**Work to complete**
Search the entries for the word "desc" and pull out each line that has it.

——————————

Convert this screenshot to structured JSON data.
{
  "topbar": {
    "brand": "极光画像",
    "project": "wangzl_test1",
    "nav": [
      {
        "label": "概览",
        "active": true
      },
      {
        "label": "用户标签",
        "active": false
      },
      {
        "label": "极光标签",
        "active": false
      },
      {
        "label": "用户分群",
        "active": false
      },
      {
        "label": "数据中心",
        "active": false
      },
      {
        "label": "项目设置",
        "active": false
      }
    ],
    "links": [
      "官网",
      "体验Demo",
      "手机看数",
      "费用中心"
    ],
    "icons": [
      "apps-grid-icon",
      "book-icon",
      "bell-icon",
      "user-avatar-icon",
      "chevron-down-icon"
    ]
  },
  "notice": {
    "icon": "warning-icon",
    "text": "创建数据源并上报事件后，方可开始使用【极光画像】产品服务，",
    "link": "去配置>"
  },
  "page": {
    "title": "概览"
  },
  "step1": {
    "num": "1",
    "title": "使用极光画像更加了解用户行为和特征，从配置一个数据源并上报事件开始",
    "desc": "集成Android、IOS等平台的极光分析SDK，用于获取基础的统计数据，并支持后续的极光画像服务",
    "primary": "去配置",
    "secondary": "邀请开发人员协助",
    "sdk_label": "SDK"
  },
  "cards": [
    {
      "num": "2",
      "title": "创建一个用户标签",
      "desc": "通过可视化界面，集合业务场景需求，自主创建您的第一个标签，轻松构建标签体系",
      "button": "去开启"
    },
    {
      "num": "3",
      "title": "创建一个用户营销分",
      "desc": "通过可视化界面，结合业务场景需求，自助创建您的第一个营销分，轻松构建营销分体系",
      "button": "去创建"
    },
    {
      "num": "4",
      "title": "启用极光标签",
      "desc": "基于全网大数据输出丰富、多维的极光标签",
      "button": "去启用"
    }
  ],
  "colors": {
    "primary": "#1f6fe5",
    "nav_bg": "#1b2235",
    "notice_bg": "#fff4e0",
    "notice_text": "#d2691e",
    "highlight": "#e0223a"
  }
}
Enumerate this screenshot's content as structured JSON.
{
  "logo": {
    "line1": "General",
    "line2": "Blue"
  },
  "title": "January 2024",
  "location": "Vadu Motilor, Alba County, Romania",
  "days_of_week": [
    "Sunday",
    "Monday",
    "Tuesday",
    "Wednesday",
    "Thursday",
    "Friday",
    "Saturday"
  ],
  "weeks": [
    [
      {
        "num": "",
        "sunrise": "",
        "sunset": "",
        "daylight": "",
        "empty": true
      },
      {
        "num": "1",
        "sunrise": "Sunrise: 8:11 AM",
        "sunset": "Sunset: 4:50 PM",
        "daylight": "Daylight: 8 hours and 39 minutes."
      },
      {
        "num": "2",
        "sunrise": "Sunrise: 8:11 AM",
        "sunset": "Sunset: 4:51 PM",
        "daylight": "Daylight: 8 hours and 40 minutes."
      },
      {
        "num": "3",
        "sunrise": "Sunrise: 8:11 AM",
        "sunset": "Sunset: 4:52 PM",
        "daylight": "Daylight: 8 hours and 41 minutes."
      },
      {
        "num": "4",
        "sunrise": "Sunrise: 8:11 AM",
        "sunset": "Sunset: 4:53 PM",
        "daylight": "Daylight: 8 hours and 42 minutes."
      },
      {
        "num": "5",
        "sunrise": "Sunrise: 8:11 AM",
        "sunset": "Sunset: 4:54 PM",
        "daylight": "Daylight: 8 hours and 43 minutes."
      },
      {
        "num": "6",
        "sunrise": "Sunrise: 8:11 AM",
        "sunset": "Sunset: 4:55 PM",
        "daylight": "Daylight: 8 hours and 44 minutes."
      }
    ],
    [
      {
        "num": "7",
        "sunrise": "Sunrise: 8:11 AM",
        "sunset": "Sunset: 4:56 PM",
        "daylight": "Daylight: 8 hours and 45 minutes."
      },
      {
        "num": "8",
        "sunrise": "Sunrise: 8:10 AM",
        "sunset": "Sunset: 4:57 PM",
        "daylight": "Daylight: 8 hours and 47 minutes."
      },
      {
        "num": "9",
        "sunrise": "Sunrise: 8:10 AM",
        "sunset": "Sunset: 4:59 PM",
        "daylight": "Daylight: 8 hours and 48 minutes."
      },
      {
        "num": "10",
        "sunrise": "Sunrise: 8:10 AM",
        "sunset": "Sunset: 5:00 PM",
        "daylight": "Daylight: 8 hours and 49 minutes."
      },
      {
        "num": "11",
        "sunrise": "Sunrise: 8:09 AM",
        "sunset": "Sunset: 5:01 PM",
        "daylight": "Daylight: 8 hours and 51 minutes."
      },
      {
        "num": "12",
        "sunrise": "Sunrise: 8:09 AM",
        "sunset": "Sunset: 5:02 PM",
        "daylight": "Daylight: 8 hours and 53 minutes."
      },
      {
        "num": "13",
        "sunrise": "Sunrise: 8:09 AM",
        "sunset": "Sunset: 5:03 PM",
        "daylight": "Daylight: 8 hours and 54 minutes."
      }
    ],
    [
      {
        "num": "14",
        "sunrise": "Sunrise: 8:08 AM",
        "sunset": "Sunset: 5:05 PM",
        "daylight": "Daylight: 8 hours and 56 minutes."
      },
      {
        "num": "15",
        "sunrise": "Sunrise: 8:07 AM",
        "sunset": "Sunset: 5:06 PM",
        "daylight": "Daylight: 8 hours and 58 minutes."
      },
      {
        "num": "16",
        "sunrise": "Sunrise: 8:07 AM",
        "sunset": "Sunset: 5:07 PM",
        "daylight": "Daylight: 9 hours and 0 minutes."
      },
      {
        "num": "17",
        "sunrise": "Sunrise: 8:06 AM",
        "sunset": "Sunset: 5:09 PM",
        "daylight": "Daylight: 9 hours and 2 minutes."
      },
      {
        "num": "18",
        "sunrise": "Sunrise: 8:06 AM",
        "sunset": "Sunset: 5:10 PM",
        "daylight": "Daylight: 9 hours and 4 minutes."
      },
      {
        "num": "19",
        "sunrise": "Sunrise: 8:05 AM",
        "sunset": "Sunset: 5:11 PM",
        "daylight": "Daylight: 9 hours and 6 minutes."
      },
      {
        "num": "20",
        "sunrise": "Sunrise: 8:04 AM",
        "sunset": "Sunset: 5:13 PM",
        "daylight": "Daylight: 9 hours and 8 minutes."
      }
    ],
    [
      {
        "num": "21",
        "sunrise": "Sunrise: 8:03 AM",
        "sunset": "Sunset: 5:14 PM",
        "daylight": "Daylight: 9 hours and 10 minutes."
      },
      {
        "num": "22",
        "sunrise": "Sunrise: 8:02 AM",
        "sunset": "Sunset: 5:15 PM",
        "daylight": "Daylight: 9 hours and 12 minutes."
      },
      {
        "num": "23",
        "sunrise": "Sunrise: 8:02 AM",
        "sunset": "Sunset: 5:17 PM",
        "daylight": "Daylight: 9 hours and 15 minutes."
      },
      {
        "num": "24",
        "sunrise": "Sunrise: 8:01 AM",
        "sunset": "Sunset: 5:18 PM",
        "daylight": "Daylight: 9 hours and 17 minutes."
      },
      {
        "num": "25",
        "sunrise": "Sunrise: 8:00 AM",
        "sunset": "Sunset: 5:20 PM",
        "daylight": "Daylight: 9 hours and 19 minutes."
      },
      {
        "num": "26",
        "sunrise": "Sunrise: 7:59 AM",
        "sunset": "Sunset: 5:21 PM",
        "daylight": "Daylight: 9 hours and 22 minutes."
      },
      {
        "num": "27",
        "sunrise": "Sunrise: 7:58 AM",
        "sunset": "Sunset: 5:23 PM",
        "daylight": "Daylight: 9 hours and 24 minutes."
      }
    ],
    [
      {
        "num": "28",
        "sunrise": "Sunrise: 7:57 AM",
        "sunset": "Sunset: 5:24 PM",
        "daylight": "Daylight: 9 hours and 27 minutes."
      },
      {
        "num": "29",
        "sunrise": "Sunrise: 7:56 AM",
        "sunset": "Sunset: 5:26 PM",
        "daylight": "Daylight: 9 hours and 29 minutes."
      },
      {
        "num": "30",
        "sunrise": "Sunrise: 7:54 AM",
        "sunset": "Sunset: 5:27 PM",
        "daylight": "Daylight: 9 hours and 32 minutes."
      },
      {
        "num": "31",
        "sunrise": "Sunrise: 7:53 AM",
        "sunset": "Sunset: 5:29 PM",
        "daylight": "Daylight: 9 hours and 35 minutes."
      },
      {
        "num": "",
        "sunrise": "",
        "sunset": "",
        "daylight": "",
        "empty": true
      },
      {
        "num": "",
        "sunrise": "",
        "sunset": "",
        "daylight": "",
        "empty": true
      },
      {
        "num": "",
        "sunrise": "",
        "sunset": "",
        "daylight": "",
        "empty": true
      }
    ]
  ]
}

——————————

**Response to this task**
    "desc": "集成Android、IOS等平台的极光分析SDK，用于获取基础的统计数据，并支持后续的极光画像服务",
      "desc": "通过可视化界面，集合业务场景需求，自主创建您的第一个标签，轻松构建标签体系",
      "desc": "通过可视化界面，结合业务场景需求，自助创建您的第一个营销分，轻松构建营销分体系",
      "desc": "基于全网大数据输出丰富、多维的极光标签",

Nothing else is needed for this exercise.